§ EXERCISE
From the entries below, report how many lines contain the string "this". Give only that number.

• • •

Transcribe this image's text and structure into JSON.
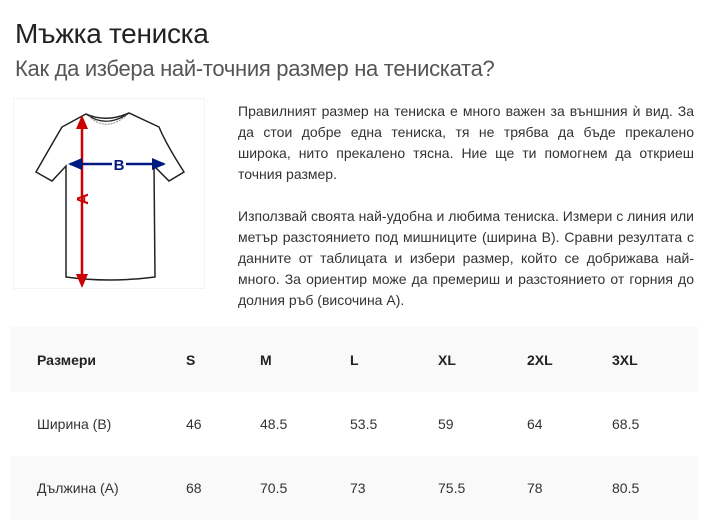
{
  "title": "Мъжка тениска",
  "subtitle": "Как да избера най-точния размер на тениската?",
  "image": {
    "label_a": "A",
    "label_b": "B",
    "color_a": "#cc0000",
    "color_b": "#001a80"
  },
  "paragraphs": [
    "Правилният размер на тениска е много важен за външния ѝ вид. За да стои добре една тениска, тя не трябва да бъде прекалено широка, нито прекалено тясна. Ние ще ти помогнем да откриеш точния размер.",
    "Използвай своята най-удобна и любима тениска. Измери с линия или метър разстоянието под мишниците (ширина B). Сравни резултата с данните от таблицата и избери размер, който се добрижава най-много. За ориентир може да премериш и разстоянието от горния до долния ръб (височина A)."
  ],
  "table": {
    "headers": [
      "Размери",
      "S",
      "M",
      "L",
      "XL",
      "2XL",
      "3XL"
    ],
    "rows": [
      [
        "Ширина (B)",
        "46",
        "48.5",
        "53.5",
        "59",
        "64",
        "68.5"
      ],
      [
        "Дължина (A)",
        "68",
        "70.5",
        "73",
        "75.5",
        "78",
        "80.5"
      ]
    ]
  }
}
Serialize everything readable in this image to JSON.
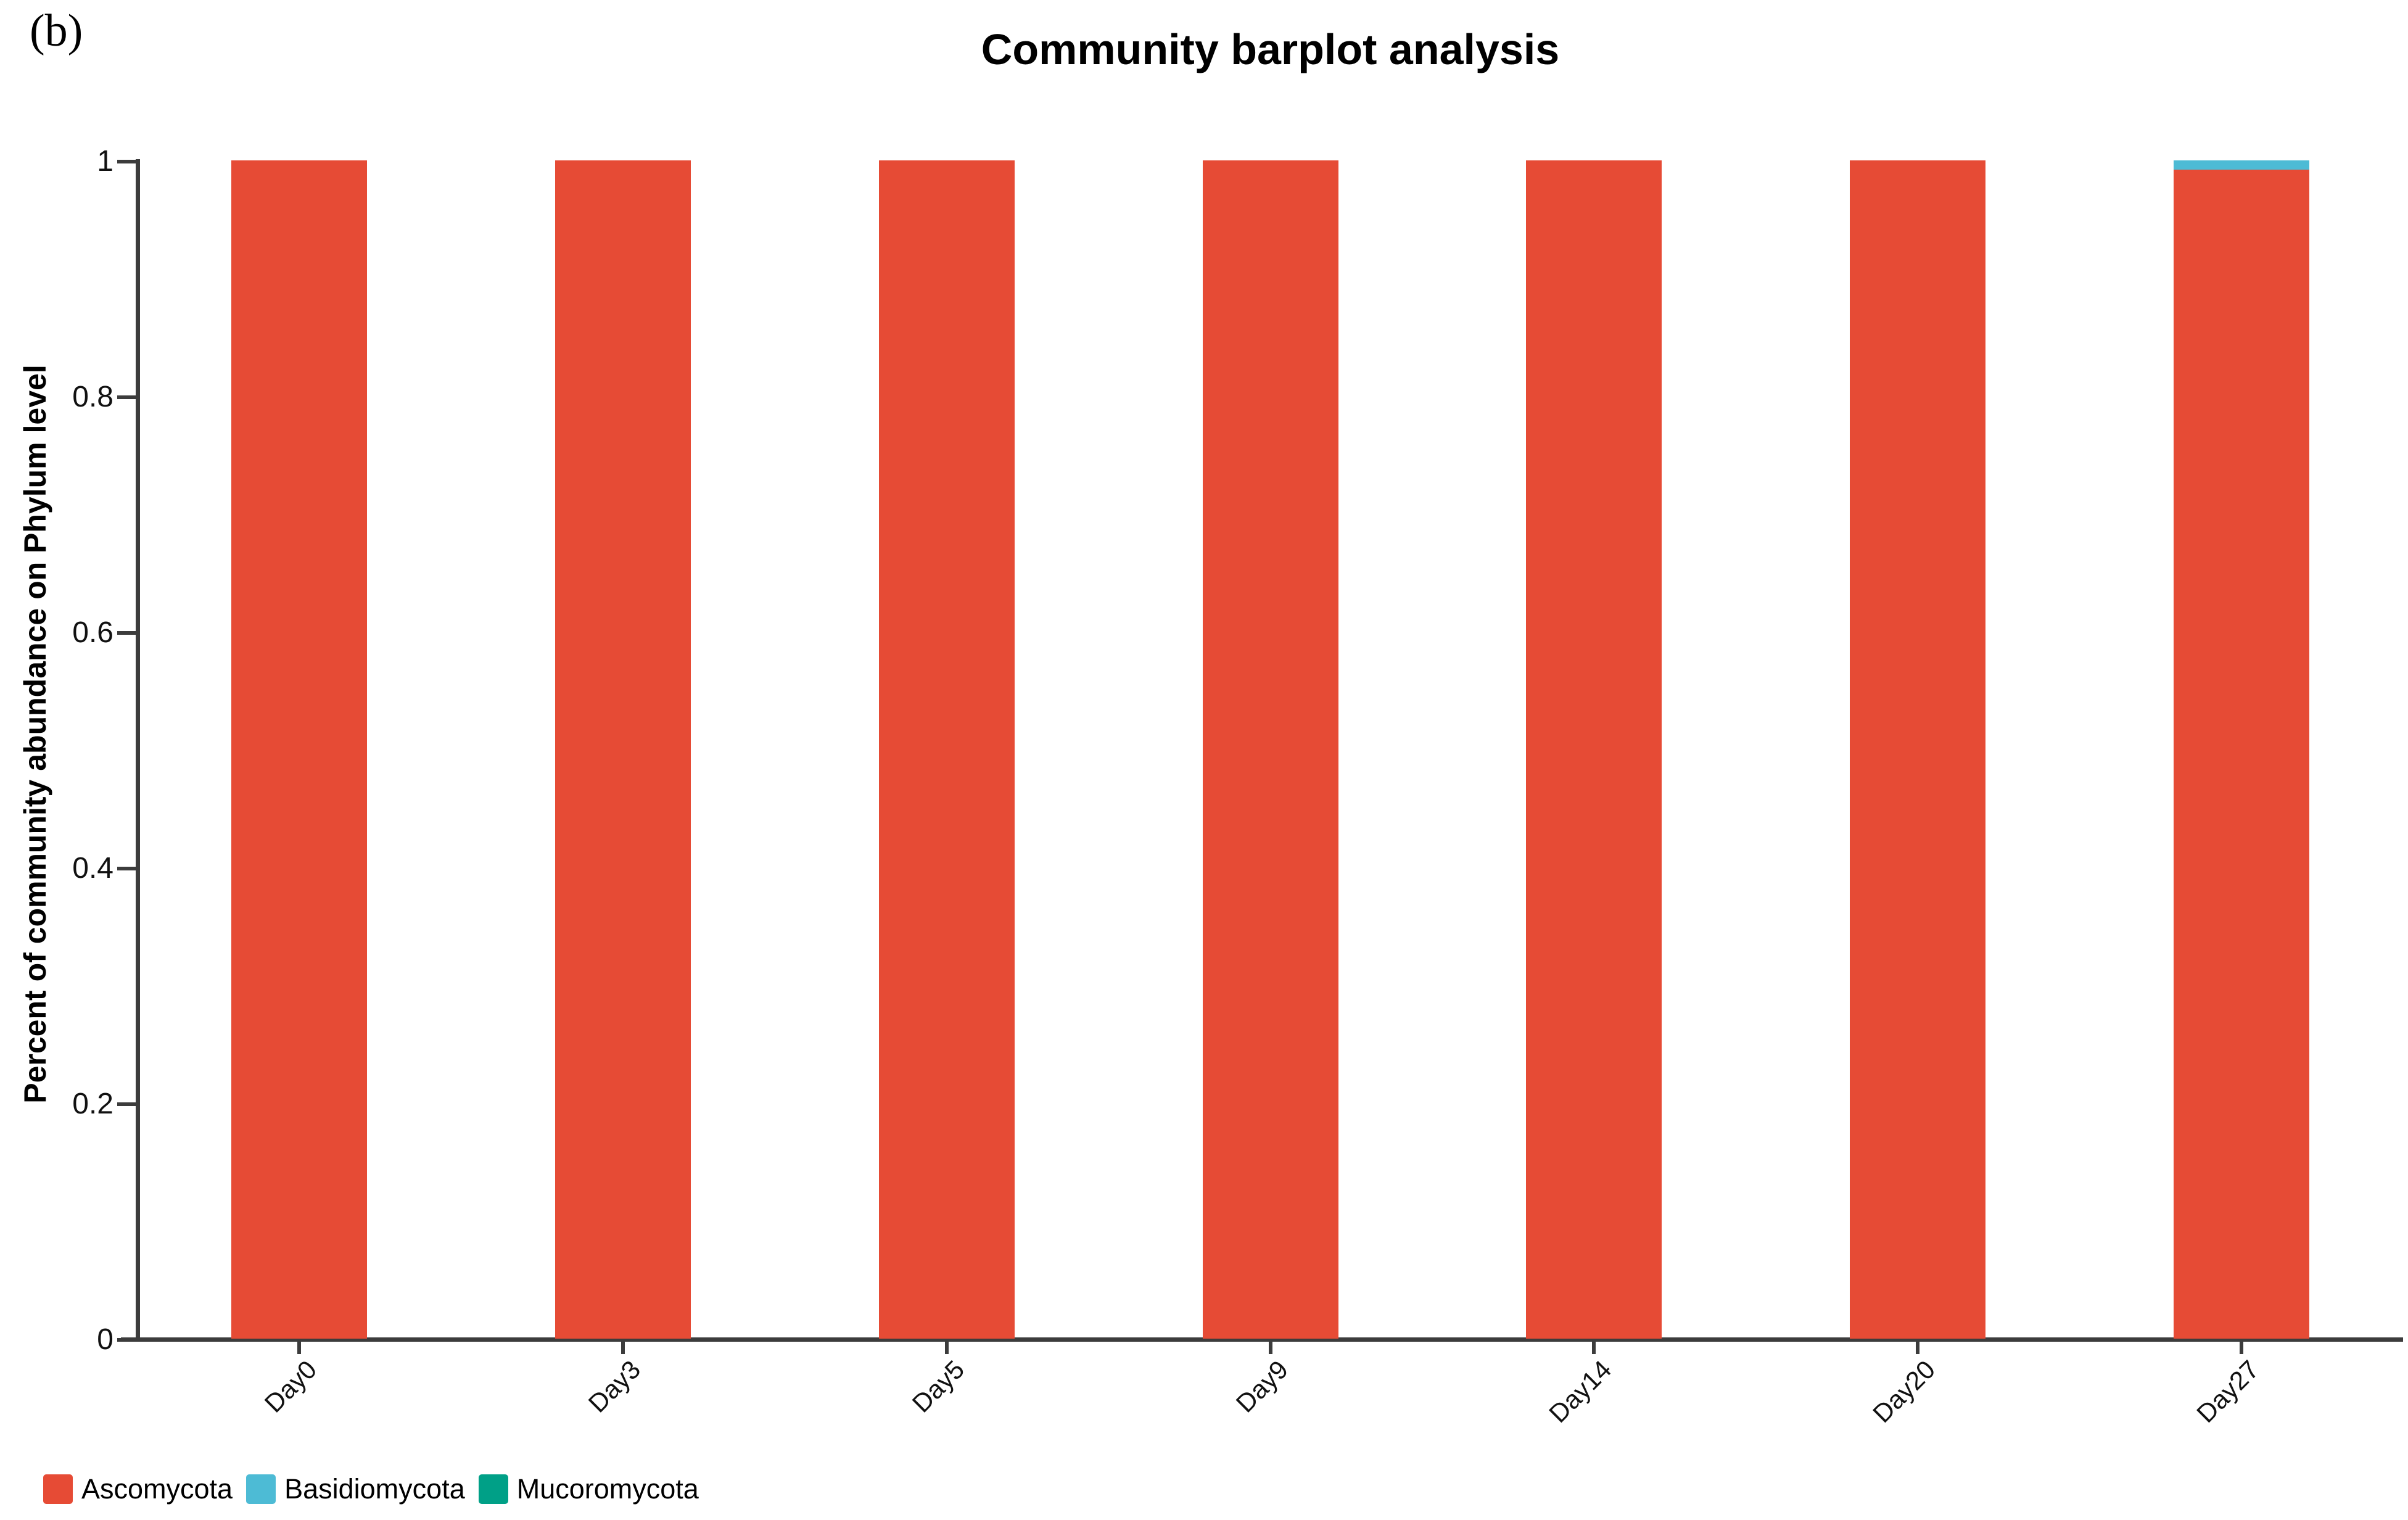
{
  "panel_label": "(b)",
  "colors": {
    "axis": "#3C3C3C",
    "text": "#000000",
    "background": "#FFFFFF",
    "ascomycota": "#E64B35",
    "basidiomycota": "#4DBBD5",
    "mucoromycota": "#00A087"
  },
  "chart_data": {
    "type": "bar",
    "stacked": true,
    "title": "Community barplot analysis",
    "xlabel": "",
    "ylabel": "Percent of community abundance on Phylum level",
    "categories": [
      "Day0",
      "Day3",
      "Day5",
      "Day9",
      "Day14",
      "Day20",
      "Day27"
    ],
    "series": [
      {
        "name": "Ascomycota",
        "color": "#E64B35",
        "values": [
          1,
          1,
          1,
          1,
          1,
          1,
          0.992
        ]
      },
      {
        "name": "Basidiomycota",
        "color": "#4DBBD5",
        "values": [
          0,
          0,
          0,
          0,
          0,
          0,
          0.008
        ]
      },
      {
        "name": "Mucoromycota",
        "color": "#00A087",
        "values": [
          0,
          0,
          0,
          0,
          0,
          0,
          0
        ]
      }
    ],
    "ylim": [
      0,
      1
    ],
    "y_ticks": [
      "0",
      "0.2",
      "0.4",
      "0.6",
      "0.8",
      "1"
    ],
    "x_tick_label_rotation_deg": -45,
    "grid": false,
    "legend_position": "bottom-left"
  }
}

• • •

§ ANSWER TO THE PROBLEM
2